◆ TASK DESCRIPTION
Tally up how many lines in the listing below contain the string "label", and give only the total.

(Collected data entries)
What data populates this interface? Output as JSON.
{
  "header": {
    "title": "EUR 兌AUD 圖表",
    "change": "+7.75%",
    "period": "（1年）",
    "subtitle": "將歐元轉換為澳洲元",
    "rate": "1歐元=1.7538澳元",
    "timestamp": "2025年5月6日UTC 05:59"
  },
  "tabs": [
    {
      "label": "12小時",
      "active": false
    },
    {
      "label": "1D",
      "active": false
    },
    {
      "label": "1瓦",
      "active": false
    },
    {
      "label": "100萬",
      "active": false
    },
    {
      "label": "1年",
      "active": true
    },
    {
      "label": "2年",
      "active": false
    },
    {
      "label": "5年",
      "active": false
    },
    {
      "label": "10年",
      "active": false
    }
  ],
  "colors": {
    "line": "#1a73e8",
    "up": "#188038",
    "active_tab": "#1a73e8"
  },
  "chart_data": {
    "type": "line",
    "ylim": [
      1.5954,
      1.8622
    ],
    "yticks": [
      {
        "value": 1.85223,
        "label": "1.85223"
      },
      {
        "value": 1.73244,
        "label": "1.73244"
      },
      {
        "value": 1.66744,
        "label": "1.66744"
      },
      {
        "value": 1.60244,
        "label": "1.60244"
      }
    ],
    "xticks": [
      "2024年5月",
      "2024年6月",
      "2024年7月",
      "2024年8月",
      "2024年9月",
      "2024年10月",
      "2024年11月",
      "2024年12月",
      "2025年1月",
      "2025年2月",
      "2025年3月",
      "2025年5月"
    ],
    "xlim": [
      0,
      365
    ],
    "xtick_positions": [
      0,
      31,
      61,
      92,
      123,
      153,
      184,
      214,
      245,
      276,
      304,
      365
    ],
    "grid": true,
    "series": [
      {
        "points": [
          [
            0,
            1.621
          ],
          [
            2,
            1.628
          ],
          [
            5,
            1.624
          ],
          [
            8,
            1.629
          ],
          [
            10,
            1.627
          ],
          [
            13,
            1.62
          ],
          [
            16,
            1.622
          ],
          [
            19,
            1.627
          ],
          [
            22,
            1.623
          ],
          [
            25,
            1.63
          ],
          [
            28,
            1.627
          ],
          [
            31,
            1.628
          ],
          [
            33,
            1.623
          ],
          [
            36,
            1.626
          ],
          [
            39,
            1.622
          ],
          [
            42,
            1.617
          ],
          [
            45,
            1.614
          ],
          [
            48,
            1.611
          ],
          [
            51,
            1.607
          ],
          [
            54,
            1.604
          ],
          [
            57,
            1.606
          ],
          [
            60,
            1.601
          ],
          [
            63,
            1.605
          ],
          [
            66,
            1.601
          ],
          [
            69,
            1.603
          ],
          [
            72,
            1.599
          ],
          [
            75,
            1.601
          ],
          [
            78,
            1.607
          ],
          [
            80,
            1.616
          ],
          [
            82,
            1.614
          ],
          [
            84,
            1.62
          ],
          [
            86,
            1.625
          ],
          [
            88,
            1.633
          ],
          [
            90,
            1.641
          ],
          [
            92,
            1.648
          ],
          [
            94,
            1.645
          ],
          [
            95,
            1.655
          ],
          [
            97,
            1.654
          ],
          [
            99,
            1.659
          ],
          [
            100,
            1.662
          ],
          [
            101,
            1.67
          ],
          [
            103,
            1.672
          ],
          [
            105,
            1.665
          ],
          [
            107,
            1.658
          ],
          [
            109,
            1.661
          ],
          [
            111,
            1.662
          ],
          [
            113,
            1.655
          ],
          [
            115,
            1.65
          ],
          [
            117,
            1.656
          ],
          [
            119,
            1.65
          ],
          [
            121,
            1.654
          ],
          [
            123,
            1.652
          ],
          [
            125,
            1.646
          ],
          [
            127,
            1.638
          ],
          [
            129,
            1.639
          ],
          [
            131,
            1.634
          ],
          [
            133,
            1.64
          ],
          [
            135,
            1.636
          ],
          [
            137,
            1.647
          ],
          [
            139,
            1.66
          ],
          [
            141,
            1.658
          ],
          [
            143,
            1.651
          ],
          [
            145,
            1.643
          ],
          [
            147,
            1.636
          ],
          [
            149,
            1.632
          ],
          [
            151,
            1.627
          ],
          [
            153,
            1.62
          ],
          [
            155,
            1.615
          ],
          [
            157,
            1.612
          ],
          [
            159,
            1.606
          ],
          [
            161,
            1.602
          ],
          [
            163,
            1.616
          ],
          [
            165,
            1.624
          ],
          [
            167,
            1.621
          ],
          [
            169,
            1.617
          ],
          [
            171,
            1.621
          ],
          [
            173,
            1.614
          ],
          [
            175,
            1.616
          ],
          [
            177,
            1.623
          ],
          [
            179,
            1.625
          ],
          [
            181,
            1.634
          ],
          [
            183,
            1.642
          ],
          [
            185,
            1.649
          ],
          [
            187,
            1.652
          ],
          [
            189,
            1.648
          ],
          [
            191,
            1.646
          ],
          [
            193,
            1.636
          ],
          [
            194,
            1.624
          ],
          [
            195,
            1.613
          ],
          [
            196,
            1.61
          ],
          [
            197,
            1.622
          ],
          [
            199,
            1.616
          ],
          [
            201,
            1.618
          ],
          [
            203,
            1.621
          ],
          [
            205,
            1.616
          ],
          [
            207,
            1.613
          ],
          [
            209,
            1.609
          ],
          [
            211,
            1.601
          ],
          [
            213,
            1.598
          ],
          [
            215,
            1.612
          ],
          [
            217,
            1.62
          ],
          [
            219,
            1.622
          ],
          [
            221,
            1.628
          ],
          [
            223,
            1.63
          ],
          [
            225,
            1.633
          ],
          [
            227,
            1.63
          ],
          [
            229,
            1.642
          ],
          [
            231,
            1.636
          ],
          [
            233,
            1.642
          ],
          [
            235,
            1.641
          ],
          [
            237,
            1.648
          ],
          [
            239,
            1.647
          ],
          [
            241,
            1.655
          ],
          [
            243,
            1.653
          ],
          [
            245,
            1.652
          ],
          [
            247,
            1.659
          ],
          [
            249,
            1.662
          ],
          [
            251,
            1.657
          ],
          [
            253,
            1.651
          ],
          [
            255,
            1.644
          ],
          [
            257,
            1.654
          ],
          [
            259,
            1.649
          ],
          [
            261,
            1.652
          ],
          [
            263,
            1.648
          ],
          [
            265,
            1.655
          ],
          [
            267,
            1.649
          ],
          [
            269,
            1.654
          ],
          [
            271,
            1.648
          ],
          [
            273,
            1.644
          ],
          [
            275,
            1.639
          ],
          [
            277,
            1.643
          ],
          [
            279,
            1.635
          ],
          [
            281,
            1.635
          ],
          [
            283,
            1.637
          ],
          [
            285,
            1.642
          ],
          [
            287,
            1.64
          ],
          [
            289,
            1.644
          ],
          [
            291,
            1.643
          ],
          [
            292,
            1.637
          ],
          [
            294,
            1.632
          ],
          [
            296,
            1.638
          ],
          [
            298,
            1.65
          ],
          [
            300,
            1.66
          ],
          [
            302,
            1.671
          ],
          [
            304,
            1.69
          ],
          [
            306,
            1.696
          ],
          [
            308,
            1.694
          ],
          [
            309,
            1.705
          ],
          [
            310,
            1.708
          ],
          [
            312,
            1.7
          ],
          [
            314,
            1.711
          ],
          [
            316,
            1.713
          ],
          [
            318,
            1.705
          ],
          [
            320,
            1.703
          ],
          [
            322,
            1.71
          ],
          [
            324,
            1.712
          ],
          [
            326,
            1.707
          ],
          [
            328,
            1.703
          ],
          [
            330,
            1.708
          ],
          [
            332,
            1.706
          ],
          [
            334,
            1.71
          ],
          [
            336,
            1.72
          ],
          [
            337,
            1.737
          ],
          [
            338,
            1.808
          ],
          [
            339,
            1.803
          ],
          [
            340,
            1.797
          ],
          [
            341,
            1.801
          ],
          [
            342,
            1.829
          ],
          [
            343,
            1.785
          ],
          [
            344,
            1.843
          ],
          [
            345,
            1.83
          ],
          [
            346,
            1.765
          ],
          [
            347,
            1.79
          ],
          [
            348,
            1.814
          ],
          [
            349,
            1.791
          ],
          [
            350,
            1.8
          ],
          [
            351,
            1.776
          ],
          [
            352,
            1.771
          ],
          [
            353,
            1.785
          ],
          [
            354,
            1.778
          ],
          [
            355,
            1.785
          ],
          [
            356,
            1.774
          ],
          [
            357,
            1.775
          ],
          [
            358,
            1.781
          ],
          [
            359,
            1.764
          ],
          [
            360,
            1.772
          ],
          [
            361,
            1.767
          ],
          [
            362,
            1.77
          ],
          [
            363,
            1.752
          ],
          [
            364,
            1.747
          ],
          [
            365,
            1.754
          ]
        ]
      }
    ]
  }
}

◆ OUTPUT OF THE TASK
12